§ DIRECTION: Extract all lines that hold "JSON" from the records below.

— start —

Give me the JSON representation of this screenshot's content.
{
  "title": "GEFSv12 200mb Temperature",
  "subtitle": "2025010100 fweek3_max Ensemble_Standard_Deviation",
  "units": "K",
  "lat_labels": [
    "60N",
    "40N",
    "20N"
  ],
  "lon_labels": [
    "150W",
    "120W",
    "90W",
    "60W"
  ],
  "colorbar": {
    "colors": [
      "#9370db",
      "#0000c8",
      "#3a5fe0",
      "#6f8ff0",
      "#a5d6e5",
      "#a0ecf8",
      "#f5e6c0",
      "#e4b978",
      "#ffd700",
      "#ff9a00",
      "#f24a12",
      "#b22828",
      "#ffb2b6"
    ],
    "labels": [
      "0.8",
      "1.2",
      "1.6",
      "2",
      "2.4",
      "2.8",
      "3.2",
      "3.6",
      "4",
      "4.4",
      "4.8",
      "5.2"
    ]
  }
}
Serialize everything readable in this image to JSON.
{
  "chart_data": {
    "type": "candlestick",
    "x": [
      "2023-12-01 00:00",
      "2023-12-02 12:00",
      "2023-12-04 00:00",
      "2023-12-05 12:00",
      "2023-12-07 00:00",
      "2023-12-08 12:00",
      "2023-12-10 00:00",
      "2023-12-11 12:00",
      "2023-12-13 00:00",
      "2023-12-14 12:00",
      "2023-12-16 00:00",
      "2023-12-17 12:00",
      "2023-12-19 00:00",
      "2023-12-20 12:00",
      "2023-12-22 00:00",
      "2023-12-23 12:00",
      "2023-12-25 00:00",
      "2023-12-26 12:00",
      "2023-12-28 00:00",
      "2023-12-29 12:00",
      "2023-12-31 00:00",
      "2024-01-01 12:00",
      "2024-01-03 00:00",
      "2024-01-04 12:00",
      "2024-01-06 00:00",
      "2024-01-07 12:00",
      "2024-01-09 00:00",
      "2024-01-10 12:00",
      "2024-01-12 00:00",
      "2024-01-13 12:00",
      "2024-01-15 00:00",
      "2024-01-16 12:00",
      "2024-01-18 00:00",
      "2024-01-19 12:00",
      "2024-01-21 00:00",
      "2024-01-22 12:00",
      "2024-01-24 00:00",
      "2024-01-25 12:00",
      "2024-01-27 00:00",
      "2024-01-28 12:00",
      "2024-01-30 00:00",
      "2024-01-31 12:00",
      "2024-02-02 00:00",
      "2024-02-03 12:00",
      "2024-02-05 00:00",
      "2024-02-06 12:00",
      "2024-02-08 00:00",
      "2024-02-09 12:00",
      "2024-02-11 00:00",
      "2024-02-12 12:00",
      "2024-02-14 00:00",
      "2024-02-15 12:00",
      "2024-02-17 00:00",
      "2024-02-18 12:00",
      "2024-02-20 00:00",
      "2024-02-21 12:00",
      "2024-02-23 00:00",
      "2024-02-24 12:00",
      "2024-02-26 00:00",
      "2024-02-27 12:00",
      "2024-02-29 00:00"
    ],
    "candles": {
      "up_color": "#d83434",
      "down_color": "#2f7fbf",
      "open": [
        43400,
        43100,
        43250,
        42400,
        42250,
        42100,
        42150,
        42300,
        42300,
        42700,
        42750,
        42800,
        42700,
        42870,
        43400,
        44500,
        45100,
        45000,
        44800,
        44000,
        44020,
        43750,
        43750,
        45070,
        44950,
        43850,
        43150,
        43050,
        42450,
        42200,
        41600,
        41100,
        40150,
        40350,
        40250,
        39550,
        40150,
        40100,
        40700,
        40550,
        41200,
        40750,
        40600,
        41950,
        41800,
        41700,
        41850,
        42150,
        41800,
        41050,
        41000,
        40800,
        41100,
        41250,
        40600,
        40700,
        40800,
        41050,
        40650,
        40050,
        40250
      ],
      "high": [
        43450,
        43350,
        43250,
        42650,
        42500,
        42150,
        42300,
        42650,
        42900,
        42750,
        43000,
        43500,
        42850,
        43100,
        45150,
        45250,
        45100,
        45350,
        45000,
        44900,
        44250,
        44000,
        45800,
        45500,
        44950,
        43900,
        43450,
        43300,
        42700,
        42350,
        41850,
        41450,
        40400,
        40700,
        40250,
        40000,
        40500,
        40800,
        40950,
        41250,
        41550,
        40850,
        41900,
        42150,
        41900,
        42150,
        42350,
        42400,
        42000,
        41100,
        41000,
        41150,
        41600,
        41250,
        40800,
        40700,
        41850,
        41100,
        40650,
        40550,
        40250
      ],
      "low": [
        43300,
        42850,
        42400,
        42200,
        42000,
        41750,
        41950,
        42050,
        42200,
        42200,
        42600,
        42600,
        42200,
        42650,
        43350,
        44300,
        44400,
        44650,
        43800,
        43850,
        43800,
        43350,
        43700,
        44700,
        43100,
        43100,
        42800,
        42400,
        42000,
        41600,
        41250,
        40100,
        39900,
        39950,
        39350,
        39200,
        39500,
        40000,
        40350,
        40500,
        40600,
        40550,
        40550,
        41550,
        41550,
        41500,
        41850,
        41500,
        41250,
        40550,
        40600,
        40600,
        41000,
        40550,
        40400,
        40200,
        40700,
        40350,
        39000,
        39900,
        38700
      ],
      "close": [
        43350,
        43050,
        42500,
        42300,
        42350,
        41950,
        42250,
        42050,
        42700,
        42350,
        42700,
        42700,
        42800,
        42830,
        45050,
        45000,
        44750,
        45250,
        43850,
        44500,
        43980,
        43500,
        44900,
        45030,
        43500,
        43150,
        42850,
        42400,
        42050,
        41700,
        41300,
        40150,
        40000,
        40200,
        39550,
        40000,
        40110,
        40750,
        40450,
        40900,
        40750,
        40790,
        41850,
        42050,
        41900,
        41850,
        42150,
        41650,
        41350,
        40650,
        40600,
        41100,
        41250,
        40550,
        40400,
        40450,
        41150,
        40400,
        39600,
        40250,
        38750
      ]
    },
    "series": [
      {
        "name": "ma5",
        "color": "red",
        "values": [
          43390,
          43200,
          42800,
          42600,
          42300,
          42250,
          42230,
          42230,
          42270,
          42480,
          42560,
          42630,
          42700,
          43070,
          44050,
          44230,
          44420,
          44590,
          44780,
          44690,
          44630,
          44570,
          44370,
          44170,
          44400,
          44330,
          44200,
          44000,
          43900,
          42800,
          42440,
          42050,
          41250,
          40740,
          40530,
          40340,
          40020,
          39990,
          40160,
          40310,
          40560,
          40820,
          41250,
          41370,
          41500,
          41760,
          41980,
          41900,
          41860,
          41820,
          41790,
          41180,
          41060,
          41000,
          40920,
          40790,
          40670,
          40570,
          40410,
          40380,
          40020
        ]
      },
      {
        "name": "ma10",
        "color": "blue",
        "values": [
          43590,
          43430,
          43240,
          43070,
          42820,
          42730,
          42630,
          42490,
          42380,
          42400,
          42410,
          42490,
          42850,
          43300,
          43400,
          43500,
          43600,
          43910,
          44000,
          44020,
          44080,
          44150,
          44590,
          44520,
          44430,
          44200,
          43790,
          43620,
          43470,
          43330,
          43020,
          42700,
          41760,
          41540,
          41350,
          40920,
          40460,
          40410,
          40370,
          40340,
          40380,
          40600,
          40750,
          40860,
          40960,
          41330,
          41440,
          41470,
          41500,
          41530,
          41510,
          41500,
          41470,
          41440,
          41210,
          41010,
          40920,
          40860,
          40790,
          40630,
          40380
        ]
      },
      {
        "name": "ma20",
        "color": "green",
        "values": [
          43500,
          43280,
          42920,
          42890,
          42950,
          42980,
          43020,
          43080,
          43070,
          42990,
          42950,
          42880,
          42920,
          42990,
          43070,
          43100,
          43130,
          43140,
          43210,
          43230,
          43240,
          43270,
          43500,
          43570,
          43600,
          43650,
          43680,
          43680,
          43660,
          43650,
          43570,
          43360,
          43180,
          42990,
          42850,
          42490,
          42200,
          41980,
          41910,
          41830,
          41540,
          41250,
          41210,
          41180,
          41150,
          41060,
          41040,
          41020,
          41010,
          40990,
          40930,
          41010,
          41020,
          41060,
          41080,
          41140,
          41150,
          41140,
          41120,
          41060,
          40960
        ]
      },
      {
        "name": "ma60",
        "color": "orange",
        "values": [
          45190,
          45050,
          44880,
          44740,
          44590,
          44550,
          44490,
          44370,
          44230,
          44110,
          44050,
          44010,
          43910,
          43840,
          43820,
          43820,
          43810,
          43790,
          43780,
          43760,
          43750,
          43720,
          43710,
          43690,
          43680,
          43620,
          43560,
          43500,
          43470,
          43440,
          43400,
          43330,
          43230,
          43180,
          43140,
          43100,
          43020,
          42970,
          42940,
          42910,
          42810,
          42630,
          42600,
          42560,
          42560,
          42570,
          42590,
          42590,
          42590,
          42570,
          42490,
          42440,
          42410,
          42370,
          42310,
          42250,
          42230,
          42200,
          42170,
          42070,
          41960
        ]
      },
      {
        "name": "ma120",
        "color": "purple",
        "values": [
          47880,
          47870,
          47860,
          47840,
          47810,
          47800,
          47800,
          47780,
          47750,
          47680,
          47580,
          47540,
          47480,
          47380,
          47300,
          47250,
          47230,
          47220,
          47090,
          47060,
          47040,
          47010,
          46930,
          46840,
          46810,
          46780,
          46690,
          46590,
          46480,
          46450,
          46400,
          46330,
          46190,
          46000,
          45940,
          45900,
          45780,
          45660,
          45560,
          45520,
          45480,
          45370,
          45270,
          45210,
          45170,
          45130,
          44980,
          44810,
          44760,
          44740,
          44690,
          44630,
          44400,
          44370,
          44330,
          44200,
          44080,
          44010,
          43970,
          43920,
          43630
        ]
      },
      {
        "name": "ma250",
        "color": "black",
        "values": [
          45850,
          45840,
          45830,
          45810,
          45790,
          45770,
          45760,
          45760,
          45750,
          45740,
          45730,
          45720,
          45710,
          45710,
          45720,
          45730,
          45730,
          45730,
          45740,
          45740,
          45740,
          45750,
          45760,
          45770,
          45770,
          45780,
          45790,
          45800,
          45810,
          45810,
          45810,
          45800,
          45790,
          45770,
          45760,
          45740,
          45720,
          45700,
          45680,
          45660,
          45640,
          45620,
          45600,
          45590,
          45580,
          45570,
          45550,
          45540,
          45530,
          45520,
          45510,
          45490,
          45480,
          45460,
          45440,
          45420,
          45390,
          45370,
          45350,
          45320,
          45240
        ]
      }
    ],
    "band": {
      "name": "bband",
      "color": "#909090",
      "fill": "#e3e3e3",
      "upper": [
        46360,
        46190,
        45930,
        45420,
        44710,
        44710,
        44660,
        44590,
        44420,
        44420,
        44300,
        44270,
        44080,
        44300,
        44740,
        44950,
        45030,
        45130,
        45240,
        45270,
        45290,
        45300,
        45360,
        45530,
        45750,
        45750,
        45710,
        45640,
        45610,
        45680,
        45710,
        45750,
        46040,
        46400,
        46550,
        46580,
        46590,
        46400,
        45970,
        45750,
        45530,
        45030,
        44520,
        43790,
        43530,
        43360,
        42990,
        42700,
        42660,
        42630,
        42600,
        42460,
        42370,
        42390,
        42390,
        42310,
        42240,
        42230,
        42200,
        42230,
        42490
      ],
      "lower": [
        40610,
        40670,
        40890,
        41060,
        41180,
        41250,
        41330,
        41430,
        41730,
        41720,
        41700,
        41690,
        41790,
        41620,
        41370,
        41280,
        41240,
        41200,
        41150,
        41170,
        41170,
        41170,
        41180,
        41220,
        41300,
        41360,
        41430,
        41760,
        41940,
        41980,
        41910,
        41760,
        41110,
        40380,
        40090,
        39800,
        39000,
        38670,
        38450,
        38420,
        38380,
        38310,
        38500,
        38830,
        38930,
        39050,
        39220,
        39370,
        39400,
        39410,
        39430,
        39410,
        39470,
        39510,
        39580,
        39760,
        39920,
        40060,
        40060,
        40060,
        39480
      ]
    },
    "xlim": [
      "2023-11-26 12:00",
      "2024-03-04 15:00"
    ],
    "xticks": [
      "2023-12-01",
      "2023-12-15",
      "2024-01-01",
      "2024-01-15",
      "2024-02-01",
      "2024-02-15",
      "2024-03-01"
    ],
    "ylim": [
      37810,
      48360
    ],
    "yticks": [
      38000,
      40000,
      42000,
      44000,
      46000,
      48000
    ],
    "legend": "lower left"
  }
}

— end —

§ SOLUTION BELOW:
Give me the JSON representation of this screenshot's content.
Serialize everything readable in this image to JSON.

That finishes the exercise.